Work to do: Pictures do not belong in your copy. Repeat all the other data exactly.

Data supplied:
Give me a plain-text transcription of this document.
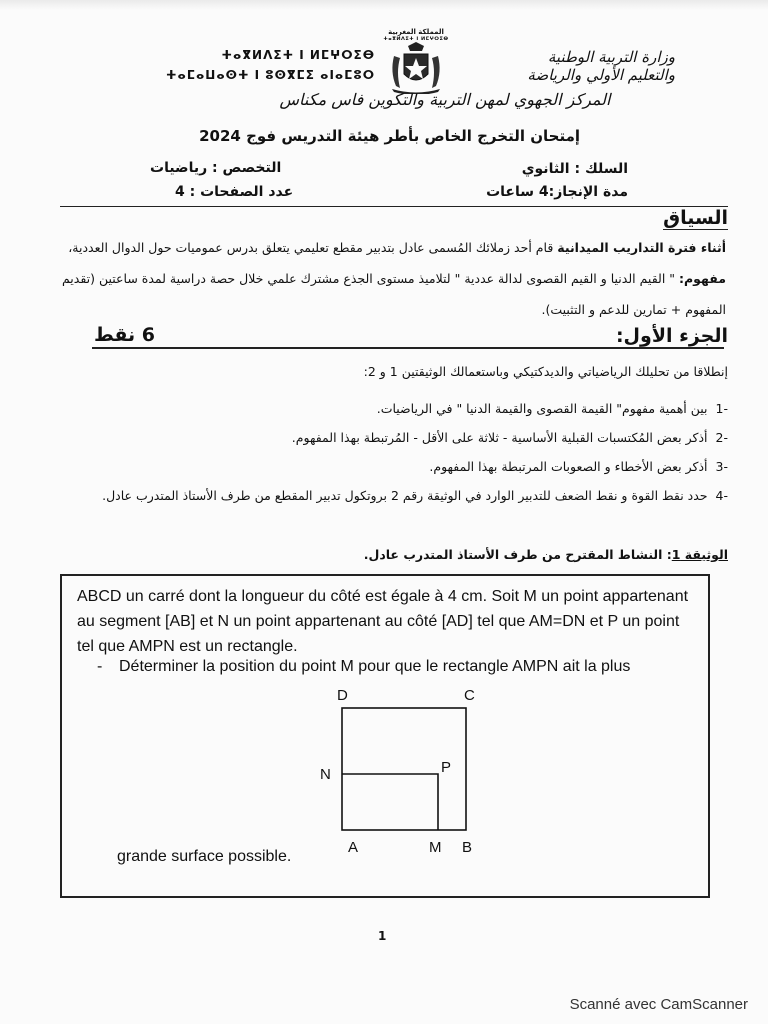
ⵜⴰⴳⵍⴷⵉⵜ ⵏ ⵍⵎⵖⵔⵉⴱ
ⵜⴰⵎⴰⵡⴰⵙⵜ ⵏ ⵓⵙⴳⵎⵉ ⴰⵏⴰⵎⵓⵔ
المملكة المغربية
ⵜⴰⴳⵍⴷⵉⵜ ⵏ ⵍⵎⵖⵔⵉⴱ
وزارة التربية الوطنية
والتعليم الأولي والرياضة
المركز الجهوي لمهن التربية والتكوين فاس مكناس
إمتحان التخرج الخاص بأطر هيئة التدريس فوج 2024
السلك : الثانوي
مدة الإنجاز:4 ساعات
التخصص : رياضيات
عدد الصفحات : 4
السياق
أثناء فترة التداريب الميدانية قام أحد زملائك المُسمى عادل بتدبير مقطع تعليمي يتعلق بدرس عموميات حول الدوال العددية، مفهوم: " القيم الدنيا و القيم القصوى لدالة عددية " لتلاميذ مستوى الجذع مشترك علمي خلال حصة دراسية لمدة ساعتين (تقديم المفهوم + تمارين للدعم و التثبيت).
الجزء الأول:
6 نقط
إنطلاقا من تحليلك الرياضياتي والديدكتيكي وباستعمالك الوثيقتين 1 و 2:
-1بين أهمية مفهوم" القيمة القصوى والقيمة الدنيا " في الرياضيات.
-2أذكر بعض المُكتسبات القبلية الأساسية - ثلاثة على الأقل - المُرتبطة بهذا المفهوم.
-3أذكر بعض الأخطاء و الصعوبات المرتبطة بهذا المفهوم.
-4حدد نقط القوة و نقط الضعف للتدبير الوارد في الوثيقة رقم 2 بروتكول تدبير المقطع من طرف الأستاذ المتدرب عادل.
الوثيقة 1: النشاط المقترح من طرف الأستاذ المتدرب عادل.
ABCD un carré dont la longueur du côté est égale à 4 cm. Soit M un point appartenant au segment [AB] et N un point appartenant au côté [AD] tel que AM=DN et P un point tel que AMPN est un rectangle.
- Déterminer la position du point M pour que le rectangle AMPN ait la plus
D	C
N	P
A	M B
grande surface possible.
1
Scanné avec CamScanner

Result:
Give me a plain-text transcription of this document.
ⵜⴰⴳⵍⴷⵉⵜ ⵏ ⵍⵎⵖⵔⵉⴱ
ⵜⴰⵎⴰⵡⴰⵙⵜ ⵏ ⵓⵙⴳⵎⵉ ⴰⵏⴰⵎⵓⵔ
المملكة المغربية
ⵜⴰⴳⵍⴷⵉⵜ ⵏ ⵍⵎⵖⵔⵉⴱ
وزارة التربية الوطنية
والتعليم الأولي والرياضة
المركز الجهوي لمهن التربية والتكوين فاس مكناس
إمتحان التخرج الخاص بأطر هيئة التدريس فوج 2024
السلك : الثانوي
مدة الإنجاز:4 ساعات
التخصص : رياضيات
عدد الصفحات : 4
السياق
أثناء فترة التداريب الميدانية قام أحد زملائك المُسمى عادل بتدبير مقطع تعليمي يتعلق بدرس عموميات حول الدوال العددية، مفهوم: " القيم الدنيا و القيم القصوى لدالة عددية " لتلاميذ مستوى الجذع مشترك علمي خلال حصة دراسية لمدة ساعتين (تقديم المفهوم + تمارين للدعم و التثبيت).
الجزء الأول:
6 نقط
إنطلاقا من تحليلك الرياضياتي والديدكتيكي وباستعمالك الوثيقتين 1 و 2:
-1بين أهمية مفهوم" القيمة القصوى والقيمة الدنيا " في الرياضيات.
-2أذكر بعض المُكتسبات القبلية الأساسية - ثلاثة على الأقل - المُرتبطة بهذا المفهوم.
-3أذكر بعض الأخطاء و الصعوبات المرتبطة بهذا المفهوم.
-4حدد نقط القوة و نقط الضعف للتدبير الوارد في الوثيقة رقم 2 بروتكول تدبير المقطع من طرف الأستاذ المتدرب عادل.
الوثيقة 1: النشاط المقترح من طرف الأستاذ المتدرب عادل.
ABCD un carré dont la longueur du côté est égale à 4 cm. Soit M un point appartenant au segment [AB] et N un point appartenant au côté [AD] tel que AM=DN et P un point tel que AMPN est un rectangle.
- Déterminer la position du point M pour que le rectangle AMPN ait la plus
D	C
N	P
A	M B
grande surface possible.
1
Scanné avec CamScanner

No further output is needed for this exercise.